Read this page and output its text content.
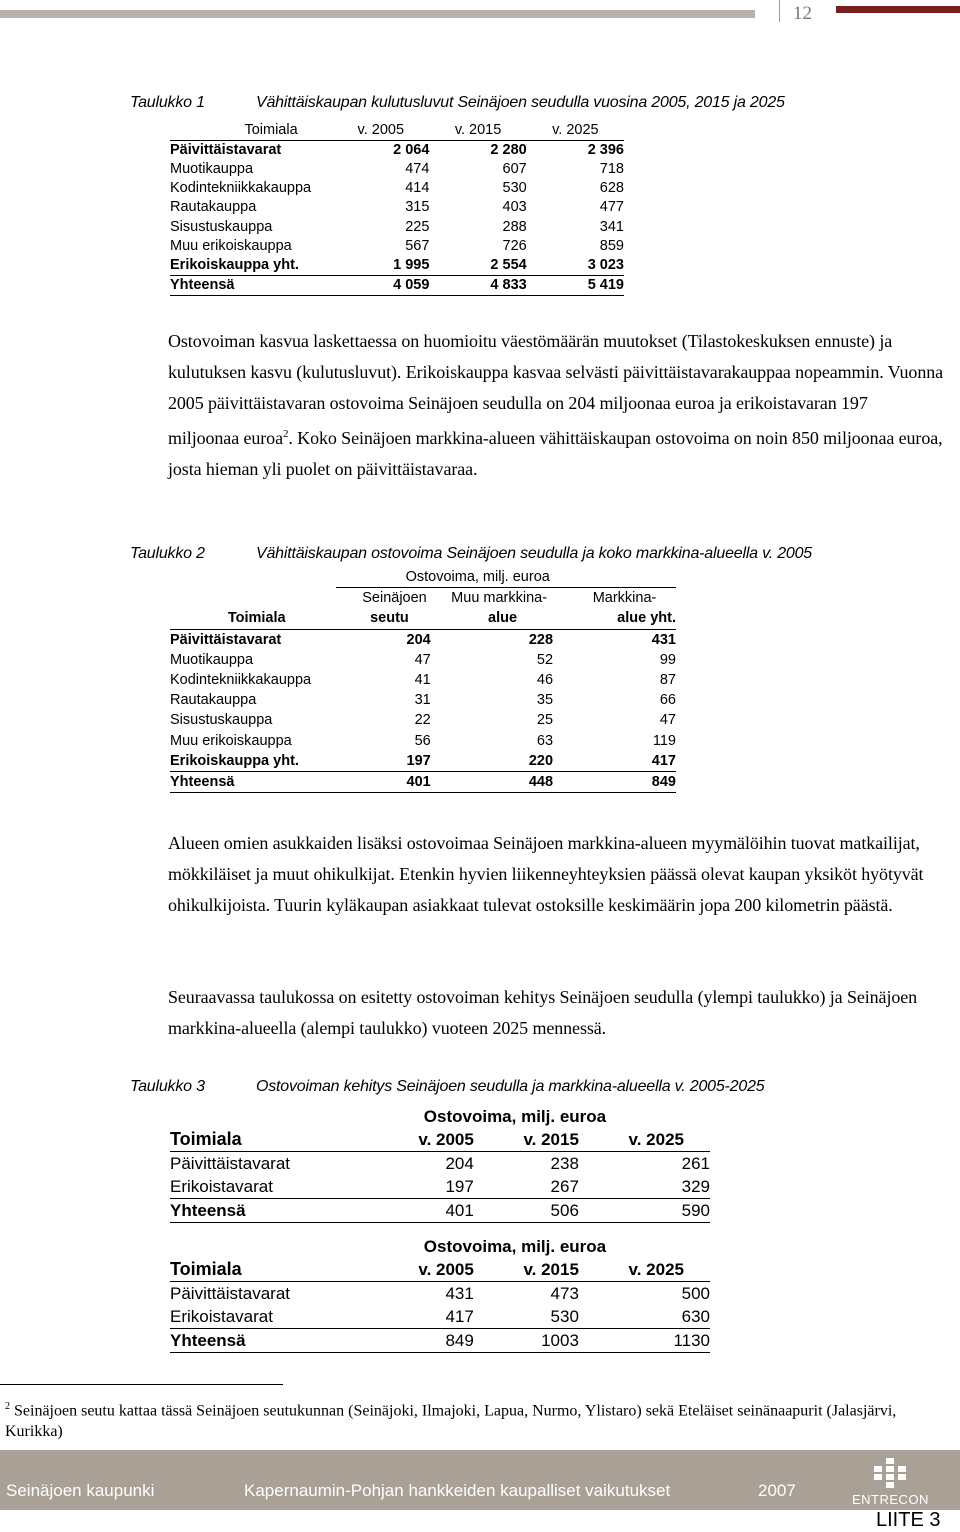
12
Taulukko 1	Vähittäiskaupan kulutusluvut Seinäjoen seudulla vuosina 2005, 2015 ja 2025
Toimiala	v. 2005	v. 2015	v. 2025
Päivittäistavarat	2 064	2 280	2 396
Muotikauppa	474	607	718
Kodintekniikkakauppa	414	530	628
Rautakauppa	315	403	477
Sisustuskauppa	225	288	341
Muu erikoiskauppa	567	726	859
Erikoiskauppa yht.	1 995	2 554	3 023
Yhteensä	4 059	4 833	5 419

Ostovoiman kasvua laskettaessa on huomioitu väestömäärän muutokset (Tilastokeskuksen ennuste) ja kulutuksen kasvu (kulutusluvut). Erikoiskauppa kasvaa selvästi päivittäistavarakauppaa nopeammin. Vuonna 2005 päivittäistavaran ostovoima Seinäjoen seudulla on 204 miljoonaa euroa ja erikoistavaran 197 miljoonaa euroa$^2$. Koko Seinäjoen markkina-alueen vähittäiskaupan ostovoima on noin 850 miljoonaa euroa, josta hieman yli puolet on päivittäistavaraa.

Taulukko 2	Vähittäiskaupan ostovoima Seinäjoen seudulla ja koko markkina-alueella v. 2005
	Ostovoima, milj. euroa		
	Seinäjoen	Muu markkina-	Markkina-
Toimiala	seutu	alue	alue yht.
Päivittäistavarat	204	228	431
Muotikauppa	47	52	99
Kodintekniikkakauppa	41	46	87
Rautakauppa	31	35	66
Sisustuskauppa	22	25	47
Muu erikoiskauppa	56	63	119
Erikoiskauppa yht.	197	220	417
Yhteensä	401	448	849

Alueen omien asukkaiden lisäksi ostovoimaa Seinäjoen markkina-alueen myymälöihin tuovat matkailijat, mökkiläiset ja muut ohikulkijat. Etenkin hyvien liikenneyhteyksien päässä olevat kaupan yksiköt hyötyvät ohikulkijoista. Tuurin kyläkaupan asiakkaat tulevat ostoksille keskimäärin jopa 200 kilometrin päästä.

Seuraavassa taulukossa on esitetty ostovoiman kehitys Seinäjoen seudulla (ylempi taulukko) ja Seinäjoen markkina-alueella (alempi taulukko) vuoteen 2025 mennessä.

Taulukko 3	Ostovoiman kehitys Seinäjoen seudulla ja markkina-alueella v. 2005-2025
	Ostovoima, milj. euroa		
Toimiala	v. 2005	v. 2015	v. 2025
Päivittäistavarat	204	238	261
Erikoistavarat	197	267	329
Yhteensä	401	506	590
	Ostovoima, milj. euroa		
Toimiala	v. 2005	v. 2015	v. 2025
Päivittäistavarat	431	473	500
Erikoistavarat	417	530	630
Yhteensä	849	1003	1130
$^2$ Seinäjoen seutu kattaa tässä Seinäjoen seutukunnan (Seinäjoki, Ilmajoki, Lapua, Nurmo, Ylistaro) sekä Eteläiset seinänaapurit (Jalasjärvi, Kurikka)
Seinäjoen kaupunki	Kapernaumin-Pohjan hankkeiden kaupalliset vaikutukset	2007	ENTRECON
LIITE 3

────

TASK STATEMENT>
Exclude every picture and copy the remaining data exactly.

COMPLETED TASK>
Read this page and output its text content.
12
Taulukko 1	Vähittäiskaupan kulutusluvut Seinäjoen seudulla vuosina 2005, 2015 ja 2025
Toimiala	v. 2005	v. 2015	v. 2025
Päivittäistavarat	2 064	2 280	2 396
Muotikauppa	474	607	718
Kodintekniikkakauppa	414	530	628
Rautakauppa	315	403	477
Sisustuskauppa	225	288	341
Muu erikoiskauppa	567	726	859
Erikoiskauppa yht.	1 995	2 554	3 023
Yhteensä	4 059	4 833	5 419

Ostovoiman kasvua laskettaessa on huomioitu väestömäärän muutokset (Tilastokeskuksen ennuste) ja kulutuksen kasvu (kulutusluvut). Erikoiskauppa kasvaa selvästi päivittäistavarakauppaa nopeammin. Vuonna 2005 päivittäistavaran ostovoima Seinäjoen seudulla on 204 miljoonaa euroa ja erikoistavaran 197 miljoonaa euroa$^2$. Koko Seinäjoen markkina-alueen vähittäiskaupan ostovoima on noin 850 miljoonaa euroa, josta hieman yli puolet on päivittäistavaraa.

Taulukko 2	Vähittäiskaupan ostovoima Seinäjoen seudulla ja koko markkina-alueella v. 2005
	Ostovoima, milj. euroa		
	Seinäjoen	Muu markkina-	Markkina-
Toimiala	seutu	alue	alue yht.
Päivittäistavarat	204	228	431
Muotikauppa	47	52	99
Kodintekniikkakauppa	41	46	87
Rautakauppa	31	35	66
Sisustuskauppa	22	25	47
Muu erikoiskauppa	56	63	119
Erikoiskauppa yht.	197	220	417
Yhteensä	401	448	849

Alueen omien asukkaiden lisäksi ostovoimaa Seinäjoen markkina-alueen myymälöihin tuovat matkailijat, mökkiläiset ja muut ohikulkijat. Etenkin hyvien liikenneyhteyksien päässä olevat kaupan yksiköt hyötyvät ohikulkijoista. Tuurin kyläkaupan asiakkaat tulevat ostoksille keskimäärin jopa 200 kilometrin päästä.

Seuraavassa taulukossa on esitetty ostovoiman kehitys Seinäjoen seudulla (ylempi taulukko) ja Seinäjoen markkina-alueella (alempi taulukko) vuoteen 2025 mennessä.

Taulukko 3	Ostovoiman kehitys Seinäjoen seudulla ja markkina-alueella v. 2005-2025
	Ostovoima, milj. euroa		
Toimiala	v. 2005	v. 2015	v. 2025
Päivittäistavarat	204	238	261
Erikoistavarat	197	267	329
Yhteensä	401	506	590
	Ostovoima, milj. euroa		
Toimiala	v. 2005	v. 2015	v. 2025
Päivittäistavarat	431	473	500
Erikoistavarat	417	530	630
Yhteensä	849	1003	1130
$^2$ Seinäjoen seutu kattaa tässä Seinäjoen seutukunnan (Seinäjoki, Ilmajoki, Lapua, Nurmo, Ylistaro) sekä Eteläiset seinänaapurit (Jalasjärvi, Kurikka)
Seinäjoen kaupunki	Kapernaumin-Pohjan hankkeiden kaupalliset vaikutukset	2007	ENTRECON
LIITE 3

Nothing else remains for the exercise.